▸ Challenge:
Among the lines below, count those containing the word "cccccc". Give the number only.
•••
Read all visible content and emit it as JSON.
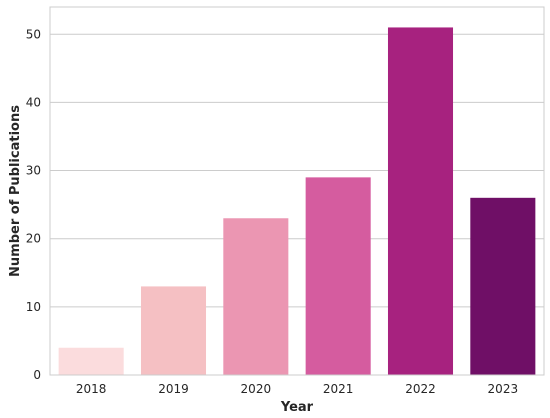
{
  "chart_data": {
    "type": "bar",
    "xlabel": "Year",
    "ylabel": "Number of Publications",
    "categories": [
      "2018",
      "2019",
      "2020",
      "2021",
      "2022",
      "2023"
    ],
    "values": [
      4,
      13,
      23,
      29,
      51,
      26
    ],
    "colors": [
      "#fbdcdd",
      "#f5c0c3",
      "#eb96b2",
      "#d55c9f",
      "#a7227f",
      "#6f0f66"
    ],
    "ylim": [
      0,
      54
    ],
    "yticks": [
      0,
      10,
      20,
      30,
      40,
      50
    ],
    "grid": "horizontal",
    "grid_color": "#cccccc",
    "frame_color": "#cccccc",
    "legend": "none"
  }
}
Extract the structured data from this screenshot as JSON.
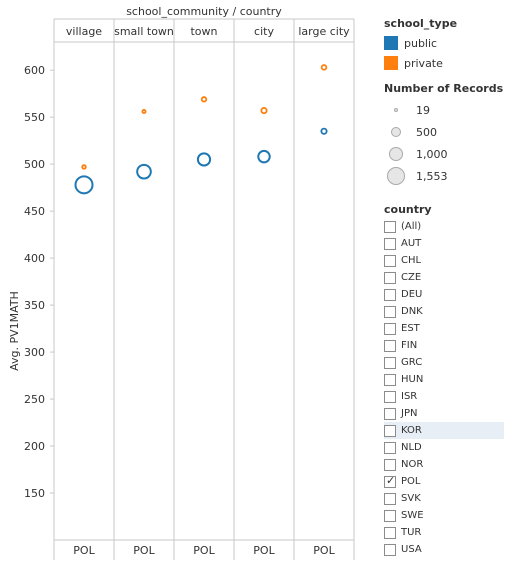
{
  "chart_data": {
    "type": "scatter",
    "column_header": "school_community  /  country",
    "facets": [
      "village",
      "small town",
      "town",
      "city",
      "large city"
    ],
    "bottom_labels": [
      "POL",
      "POL",
      "POL",
      "POL",
      "POL"
    ],
    "ylabel": "Avg. PV1MATH",
    "ylim": [
      100,
      630
    ],
    "yticks": [
      150,
      200,
      250,
      300,
      350,
      400,
      450,
      500,
      550,
      600
    ],
    "series": [
      {
        "name": "public",
        "color": "#1f77b4",
        "values": [
          478,
          492,
          505,
          508,
          535
        ],
        "records": [
          1553,
          1000,
          800,
          700,
          150
        ]
      },
      {
        "name": "private",
        "color": "#ff7f0e",
        "values": [
          497,
          556,
          569,
          557,
          603
        ],
        "records": [
          70,
          19,
          110,
          150,
          120
        ]
      }
    ]
  },
  "legend": {
    "type_title": "school_type",
    "types": [
      {
        "label": "public",
        "color": "#1f77b4"
      },
      {
        "label": "private",
        "color": "#ff7f0e"
      }
    ],
    "size_title": "Number of Records",
    "sizes": [
      {
        "label": "19",
        "value": 19
      },
      {
        "label": "500",
        "value": 500
      },
      {
        "label": "1,000",
        "value": 1000
      },
      {
        "label": "1,553",
        "value": 1553
      }
    ]
  },
  "filter": {
    "title": "country",
    "items": [
      {
        "label": "(All)",
        "checked": false
      },
      {
        "label": "AUT",
        "checked": false
      },
      {
        "label": "CHL",
        "checked": false
      },
      {
        "label": "CZE",
        "checked": false
      },
      {
        "label": "DEU",
        "checked": false
      },
      {
        "label": "DNK",
        "checked": false
      },
      {
        "label": "EST",
        "checked": false
      },
      {
        "label": "FIN",
        "checked": false
      },
      {
        "label": "GRC",
        "checked": false
      },
      {
        "label": "HUN",
        "checked": false
      },
      {
        "label": "ISR",
        "checked": false
      },
      {
        "label": "JPN",
        "checked": false
      },
      {
        "label": "KOR",
        "checked": false,
        "hover": true
      },
      {
        "label": "NLD",
        "checked": false
      },
      {
        "label": "NOR",
        "checked": false
      },
      {
        "label": "POL",
        "checked": true
      },
      {
        "label": "SVK",
        "checked": false
      },
      {
        "label": "SWE",
        "checked": false
      },
      {
        "label": "TUR",
        "checked": false
      },
      {
        "label": "USA",
        "checked": false
      }
    ]
  }
}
•••
▸ The output:
2